What you are asked to do:
Each line that holds the string "координат" counts once; say how many such lines there are and add nothing.

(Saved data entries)
▼
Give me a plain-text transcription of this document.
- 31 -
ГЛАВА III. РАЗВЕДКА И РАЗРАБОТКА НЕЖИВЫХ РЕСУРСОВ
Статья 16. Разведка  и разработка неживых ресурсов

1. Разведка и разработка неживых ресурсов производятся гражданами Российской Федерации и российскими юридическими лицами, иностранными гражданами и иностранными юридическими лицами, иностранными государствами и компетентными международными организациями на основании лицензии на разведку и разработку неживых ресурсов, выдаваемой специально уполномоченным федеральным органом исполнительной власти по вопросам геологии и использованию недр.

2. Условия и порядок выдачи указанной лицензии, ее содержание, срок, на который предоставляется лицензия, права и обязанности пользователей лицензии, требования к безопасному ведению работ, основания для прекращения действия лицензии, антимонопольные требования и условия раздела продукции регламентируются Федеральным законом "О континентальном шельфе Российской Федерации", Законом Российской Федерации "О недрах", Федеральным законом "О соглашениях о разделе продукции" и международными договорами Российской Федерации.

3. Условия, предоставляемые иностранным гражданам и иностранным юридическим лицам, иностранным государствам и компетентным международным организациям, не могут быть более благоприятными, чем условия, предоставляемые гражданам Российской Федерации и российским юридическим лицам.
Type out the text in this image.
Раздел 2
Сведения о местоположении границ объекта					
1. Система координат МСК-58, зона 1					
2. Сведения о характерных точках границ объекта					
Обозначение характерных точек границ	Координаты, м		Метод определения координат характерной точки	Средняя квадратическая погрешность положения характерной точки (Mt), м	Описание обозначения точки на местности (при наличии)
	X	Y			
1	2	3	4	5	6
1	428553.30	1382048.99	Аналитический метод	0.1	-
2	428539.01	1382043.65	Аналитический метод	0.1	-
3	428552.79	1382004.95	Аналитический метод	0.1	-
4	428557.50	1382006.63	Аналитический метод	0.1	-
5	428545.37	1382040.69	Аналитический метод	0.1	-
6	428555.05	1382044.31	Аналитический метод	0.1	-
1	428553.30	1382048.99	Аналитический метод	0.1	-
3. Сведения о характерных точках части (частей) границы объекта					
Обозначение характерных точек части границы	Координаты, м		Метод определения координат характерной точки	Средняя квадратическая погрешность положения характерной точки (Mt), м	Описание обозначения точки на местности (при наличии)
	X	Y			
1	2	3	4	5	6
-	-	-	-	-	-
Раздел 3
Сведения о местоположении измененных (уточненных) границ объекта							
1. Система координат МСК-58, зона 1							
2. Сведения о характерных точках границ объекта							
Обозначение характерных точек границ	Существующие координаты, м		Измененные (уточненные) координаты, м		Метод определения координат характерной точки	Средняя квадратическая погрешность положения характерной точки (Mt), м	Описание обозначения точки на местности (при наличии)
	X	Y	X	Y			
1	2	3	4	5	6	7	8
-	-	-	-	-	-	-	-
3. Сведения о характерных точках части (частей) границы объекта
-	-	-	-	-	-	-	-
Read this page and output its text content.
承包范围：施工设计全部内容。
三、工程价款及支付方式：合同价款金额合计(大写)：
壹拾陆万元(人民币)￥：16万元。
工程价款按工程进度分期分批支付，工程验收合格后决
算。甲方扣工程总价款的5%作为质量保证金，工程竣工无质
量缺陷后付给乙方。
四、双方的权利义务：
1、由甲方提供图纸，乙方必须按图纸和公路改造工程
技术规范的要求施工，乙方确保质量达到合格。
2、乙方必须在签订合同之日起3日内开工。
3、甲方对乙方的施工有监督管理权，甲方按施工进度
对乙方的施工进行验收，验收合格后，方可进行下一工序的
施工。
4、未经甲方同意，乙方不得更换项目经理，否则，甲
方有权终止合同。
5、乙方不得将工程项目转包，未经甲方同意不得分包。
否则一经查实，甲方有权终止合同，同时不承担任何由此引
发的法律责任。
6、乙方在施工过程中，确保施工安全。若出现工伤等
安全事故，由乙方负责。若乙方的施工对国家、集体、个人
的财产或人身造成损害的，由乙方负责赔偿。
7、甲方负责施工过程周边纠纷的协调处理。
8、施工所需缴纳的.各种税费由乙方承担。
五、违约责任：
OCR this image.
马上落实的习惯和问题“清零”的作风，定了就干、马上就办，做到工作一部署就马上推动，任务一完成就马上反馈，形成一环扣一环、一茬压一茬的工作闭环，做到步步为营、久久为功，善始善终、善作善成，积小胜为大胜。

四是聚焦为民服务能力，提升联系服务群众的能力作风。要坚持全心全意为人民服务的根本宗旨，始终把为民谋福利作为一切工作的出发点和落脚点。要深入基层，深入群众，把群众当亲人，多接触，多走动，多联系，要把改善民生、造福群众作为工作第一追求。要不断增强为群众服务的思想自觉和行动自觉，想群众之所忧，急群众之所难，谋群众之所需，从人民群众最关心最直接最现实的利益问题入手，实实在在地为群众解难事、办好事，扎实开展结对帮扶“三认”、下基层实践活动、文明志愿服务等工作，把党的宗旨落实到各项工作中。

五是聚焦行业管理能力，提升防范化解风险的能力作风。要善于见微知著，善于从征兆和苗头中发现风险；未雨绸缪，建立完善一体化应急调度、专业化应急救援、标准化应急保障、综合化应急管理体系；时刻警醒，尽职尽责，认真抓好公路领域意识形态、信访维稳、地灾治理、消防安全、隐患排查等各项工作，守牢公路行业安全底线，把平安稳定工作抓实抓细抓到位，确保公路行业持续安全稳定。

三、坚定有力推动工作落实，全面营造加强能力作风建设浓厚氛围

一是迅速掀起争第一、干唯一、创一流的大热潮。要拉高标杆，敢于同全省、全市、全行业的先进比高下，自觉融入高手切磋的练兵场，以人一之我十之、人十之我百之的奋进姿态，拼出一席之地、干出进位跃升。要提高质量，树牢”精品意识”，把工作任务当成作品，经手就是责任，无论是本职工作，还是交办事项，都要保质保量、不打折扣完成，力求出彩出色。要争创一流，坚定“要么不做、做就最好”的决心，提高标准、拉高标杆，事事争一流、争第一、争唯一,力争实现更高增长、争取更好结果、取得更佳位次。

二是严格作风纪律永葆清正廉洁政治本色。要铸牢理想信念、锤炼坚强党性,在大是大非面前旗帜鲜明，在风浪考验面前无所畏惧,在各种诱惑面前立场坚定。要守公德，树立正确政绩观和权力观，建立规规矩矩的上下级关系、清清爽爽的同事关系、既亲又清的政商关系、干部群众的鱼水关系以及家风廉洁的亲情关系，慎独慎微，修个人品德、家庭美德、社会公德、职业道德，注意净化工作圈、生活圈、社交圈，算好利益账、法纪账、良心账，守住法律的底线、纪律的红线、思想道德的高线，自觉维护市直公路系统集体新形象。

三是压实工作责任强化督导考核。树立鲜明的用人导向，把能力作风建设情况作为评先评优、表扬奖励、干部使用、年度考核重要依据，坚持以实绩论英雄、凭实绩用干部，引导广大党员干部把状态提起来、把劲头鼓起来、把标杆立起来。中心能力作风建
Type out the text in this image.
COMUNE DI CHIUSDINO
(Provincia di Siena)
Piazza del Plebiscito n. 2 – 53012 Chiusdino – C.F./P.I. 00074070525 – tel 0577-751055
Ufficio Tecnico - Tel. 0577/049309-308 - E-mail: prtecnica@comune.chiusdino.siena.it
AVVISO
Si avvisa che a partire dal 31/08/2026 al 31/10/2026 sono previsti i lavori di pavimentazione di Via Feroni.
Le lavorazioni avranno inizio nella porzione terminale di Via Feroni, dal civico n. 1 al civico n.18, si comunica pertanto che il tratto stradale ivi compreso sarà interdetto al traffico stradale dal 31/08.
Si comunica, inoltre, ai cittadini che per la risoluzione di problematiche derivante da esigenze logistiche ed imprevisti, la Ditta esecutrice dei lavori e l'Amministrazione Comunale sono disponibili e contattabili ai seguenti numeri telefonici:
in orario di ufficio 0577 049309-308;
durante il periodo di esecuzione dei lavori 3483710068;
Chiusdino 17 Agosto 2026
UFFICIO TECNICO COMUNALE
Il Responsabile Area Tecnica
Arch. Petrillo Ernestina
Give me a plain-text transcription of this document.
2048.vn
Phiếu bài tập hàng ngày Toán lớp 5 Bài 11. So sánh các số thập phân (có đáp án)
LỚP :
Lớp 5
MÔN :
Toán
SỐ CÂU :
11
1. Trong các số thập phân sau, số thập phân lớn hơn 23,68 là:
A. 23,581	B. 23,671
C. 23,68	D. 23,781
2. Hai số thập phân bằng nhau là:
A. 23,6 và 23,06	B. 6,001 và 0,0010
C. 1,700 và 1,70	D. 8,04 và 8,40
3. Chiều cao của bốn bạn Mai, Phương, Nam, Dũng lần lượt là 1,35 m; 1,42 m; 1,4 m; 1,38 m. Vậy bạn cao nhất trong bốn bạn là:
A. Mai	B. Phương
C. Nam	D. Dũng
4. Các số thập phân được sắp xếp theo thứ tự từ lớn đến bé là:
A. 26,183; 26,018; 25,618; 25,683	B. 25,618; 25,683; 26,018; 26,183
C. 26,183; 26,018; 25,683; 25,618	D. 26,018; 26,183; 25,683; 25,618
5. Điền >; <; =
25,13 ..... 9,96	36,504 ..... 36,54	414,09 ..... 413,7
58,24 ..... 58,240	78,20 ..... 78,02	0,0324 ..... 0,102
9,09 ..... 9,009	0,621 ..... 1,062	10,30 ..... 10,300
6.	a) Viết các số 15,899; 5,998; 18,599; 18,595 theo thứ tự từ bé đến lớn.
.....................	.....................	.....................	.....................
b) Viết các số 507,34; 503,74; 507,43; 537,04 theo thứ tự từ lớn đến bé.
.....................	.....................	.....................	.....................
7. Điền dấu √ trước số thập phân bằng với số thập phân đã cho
▲
Written answer:
5